* TASK TO COMPLETE
Every record should be written out exactly, with the pictures left out.

* DATA FOR PROCESSING
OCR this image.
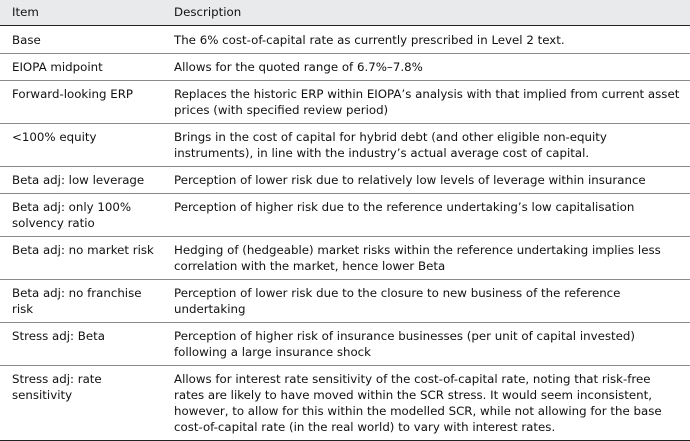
Item	Description
Base	The 6% cost-of-capital rate as currently prescribed in Level 2 text.
EIOPA midpoint	Allows for the quoted range of 6.7%–7.8%
Forward-looking ERP	Replaces the historic ERP within EIOPA’s analysis with that implied from current asset prices (with specified review period)
<100% equity	Brings in the cost of capital for hybrid debt (and other eligible non-equity instruments), in line with the industry’s actual average cost of capital.
Beta adj: low leverage	Perception of lower risk due to relatively low levels of leverage within insurance
Beta adj: only 100% solvency ratio	Perception of higher risk due to the reference undertaking’s low capitalisation
Beta adj: no market risk	Hedging of (hedgeable) market risks within the reference undertaking implies less correlation with the market, hence lower Beta
Beta adj: no franchise risk	Perception of lower risk due to the closure to new business of the reference undertaking
Stress adj: Beta	Perception of higher risk of insurance businesses (per unit of capital invested) following a large insurance shock
Stress adj: rate sensitivity	Allows for interest rate sensitivity of the cost-of-capital rate, noting that risk-free rates are likely to have moved within the SCR stress. It would seem inconsistent, however, to allow for this within the modelled SCR, while not allowing for the base cost-of-capital rate (in the real world) to vary with interest rates.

* EXERCISE RESPONSE
OCR this image.
Item	Description
Base	The 6% cost-of-capital rate as currently prescribed in Level 2 text.
EIOPA midpoint	Allows for the quoted range of 6.7%–7.8%
Forward-looking ERP	Replaces the historic ERP within EIOPA’s analysis with that implied from current asset prices (with specified review period)
<100% equity	Brings in the cost of capital for hybrid debt (and other eligible non-equity instruments), in line with the industry’s actual average cost of capital.
Beta adj: low leverage	Perception of lower risk due to relatively low levels of leverage within insurance
Beta adj: only 100% solvency ratio	Perception of higher risk due to the reference undertaking’s low capitalisation
Beta adj: no market risk	Hedging of (hedgeable) market risks within the reference undertaking implies less correlation with the market, hence lower Beta
Beta adj: no franchise risk	Perception of lower risk due to the closure to new business of the reference undertaking
Stress adj: Beta	Perception of higher risk of insurance businesses (per unit of capital invested) following a large insurance shock
Stress adj: rate sensitivity	Allows for interest rate sensitivity of the cost-of-capital rate, noting that risk-free rates are likely to have moved within the SCR stress. It would seem inconsistent, however, to allow for this within the modelled SCR, while not allowing for the base cost-of-capital rate (in the real world) to vary with interest rates.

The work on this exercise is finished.